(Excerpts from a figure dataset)
****************************************

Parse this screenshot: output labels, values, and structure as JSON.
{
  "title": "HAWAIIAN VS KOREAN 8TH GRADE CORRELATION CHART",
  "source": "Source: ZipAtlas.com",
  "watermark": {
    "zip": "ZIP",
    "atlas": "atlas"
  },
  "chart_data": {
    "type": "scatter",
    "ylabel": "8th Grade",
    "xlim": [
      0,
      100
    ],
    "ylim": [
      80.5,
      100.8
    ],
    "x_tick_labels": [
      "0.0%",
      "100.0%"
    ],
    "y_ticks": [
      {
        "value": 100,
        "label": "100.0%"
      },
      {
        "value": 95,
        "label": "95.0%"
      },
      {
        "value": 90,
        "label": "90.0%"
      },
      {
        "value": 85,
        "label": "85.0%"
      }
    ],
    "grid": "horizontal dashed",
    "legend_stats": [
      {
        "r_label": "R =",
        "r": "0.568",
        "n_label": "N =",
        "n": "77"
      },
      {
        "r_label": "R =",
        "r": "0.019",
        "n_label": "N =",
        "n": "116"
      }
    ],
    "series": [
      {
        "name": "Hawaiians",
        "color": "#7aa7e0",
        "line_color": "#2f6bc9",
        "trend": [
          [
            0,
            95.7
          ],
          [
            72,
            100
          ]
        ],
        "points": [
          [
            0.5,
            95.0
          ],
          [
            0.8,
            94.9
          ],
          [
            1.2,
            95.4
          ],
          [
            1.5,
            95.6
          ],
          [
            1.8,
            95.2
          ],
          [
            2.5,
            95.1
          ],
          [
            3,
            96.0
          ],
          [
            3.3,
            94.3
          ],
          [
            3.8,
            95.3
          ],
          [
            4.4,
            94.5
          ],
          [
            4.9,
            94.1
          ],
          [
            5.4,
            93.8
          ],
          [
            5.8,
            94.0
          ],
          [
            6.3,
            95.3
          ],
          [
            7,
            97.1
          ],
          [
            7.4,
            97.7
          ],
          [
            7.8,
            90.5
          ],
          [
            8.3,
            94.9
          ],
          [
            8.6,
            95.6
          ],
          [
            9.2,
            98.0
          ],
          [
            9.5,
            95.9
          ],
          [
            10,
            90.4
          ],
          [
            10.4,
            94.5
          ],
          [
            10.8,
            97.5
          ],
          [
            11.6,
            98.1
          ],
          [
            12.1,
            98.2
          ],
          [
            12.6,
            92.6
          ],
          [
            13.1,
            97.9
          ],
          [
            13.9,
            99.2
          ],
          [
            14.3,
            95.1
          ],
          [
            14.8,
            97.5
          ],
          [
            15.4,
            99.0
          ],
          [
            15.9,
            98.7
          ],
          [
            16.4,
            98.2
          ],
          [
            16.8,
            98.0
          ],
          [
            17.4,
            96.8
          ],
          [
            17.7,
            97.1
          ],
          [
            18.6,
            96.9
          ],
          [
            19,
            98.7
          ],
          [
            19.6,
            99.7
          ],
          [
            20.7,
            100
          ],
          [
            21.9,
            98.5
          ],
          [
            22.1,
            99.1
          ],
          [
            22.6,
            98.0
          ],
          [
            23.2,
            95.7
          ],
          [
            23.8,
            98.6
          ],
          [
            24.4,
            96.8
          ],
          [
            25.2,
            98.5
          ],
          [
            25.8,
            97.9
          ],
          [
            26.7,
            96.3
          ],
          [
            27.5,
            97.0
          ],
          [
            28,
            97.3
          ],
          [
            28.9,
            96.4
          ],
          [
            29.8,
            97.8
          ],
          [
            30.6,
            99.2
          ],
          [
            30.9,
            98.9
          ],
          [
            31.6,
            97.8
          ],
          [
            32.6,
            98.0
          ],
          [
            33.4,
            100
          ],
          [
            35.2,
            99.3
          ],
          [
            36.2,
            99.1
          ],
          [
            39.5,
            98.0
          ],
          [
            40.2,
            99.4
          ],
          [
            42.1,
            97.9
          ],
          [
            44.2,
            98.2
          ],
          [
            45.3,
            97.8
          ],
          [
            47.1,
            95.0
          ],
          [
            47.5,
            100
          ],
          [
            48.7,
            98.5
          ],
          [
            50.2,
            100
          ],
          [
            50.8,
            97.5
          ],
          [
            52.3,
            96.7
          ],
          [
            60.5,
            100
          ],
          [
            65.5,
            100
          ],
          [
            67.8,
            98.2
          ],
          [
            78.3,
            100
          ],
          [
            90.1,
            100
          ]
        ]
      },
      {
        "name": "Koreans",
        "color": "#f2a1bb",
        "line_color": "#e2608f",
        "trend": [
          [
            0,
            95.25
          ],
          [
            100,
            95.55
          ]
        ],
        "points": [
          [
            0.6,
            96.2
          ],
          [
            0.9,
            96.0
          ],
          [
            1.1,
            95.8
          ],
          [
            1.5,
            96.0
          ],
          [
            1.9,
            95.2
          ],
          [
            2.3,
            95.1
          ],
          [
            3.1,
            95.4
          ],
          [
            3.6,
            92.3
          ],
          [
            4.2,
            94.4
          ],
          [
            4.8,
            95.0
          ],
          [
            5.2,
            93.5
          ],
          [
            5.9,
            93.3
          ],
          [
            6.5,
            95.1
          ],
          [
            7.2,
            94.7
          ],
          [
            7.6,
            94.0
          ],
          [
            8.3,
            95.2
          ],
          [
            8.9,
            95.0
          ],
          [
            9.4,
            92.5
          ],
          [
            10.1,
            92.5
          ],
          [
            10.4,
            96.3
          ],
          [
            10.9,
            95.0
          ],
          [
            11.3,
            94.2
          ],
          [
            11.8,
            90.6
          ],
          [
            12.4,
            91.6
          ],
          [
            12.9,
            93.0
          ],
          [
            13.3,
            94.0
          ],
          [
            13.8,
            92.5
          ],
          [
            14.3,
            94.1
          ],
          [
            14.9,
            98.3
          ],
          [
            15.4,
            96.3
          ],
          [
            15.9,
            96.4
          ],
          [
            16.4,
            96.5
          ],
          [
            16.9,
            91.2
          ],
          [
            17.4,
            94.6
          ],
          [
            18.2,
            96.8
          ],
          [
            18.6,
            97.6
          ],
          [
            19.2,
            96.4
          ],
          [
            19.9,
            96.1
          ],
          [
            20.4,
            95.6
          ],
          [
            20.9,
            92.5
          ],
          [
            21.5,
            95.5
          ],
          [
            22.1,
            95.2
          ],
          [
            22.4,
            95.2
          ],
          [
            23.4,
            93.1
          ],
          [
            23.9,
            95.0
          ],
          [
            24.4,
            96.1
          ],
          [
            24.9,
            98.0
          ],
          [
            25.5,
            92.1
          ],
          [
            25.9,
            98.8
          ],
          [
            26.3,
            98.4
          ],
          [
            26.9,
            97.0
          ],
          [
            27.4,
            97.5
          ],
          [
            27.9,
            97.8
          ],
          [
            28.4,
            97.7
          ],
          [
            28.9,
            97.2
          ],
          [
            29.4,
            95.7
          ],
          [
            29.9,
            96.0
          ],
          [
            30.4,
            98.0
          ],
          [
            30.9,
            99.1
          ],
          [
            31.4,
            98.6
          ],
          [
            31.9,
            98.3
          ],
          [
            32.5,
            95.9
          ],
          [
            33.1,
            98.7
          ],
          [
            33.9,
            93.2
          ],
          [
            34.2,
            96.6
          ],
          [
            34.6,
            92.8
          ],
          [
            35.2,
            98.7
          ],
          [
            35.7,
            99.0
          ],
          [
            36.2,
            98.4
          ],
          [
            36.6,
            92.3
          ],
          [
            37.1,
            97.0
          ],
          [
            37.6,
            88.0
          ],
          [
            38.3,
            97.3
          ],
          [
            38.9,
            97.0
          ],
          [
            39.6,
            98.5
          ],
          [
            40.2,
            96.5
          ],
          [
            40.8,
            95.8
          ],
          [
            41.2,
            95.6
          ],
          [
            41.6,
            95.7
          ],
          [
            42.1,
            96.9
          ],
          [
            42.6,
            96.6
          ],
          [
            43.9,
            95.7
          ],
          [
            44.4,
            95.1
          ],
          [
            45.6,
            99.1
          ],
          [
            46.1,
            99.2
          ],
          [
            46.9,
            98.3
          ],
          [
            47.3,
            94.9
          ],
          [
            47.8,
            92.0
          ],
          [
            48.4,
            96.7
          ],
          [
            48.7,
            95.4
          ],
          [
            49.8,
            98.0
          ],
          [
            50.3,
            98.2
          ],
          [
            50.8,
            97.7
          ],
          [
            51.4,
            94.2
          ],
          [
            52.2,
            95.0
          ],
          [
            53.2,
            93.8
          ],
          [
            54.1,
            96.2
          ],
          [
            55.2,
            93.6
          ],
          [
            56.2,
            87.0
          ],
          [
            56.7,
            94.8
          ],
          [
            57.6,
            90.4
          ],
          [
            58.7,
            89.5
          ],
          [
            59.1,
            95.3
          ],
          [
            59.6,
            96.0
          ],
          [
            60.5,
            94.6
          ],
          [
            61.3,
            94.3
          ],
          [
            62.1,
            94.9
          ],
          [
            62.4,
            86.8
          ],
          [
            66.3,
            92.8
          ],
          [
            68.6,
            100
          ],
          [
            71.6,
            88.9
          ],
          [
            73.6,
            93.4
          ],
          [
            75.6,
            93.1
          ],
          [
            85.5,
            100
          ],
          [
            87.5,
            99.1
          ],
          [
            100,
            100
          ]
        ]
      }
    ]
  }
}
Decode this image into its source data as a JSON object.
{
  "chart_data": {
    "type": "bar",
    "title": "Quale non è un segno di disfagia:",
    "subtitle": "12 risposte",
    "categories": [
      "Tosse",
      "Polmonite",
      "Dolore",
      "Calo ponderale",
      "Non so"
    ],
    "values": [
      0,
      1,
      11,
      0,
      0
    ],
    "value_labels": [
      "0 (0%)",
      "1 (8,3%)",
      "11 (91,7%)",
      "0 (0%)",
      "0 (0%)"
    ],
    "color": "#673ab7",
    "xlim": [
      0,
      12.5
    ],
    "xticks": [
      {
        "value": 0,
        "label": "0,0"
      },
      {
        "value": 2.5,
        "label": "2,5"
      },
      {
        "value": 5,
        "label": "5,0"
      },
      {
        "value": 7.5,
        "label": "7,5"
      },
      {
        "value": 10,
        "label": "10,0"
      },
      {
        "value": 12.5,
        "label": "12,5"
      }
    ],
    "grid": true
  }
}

****************************************

Task: Find the count of lines in the data above where the string "values" occurs. Provide that number alone.

Response for this exercise: 2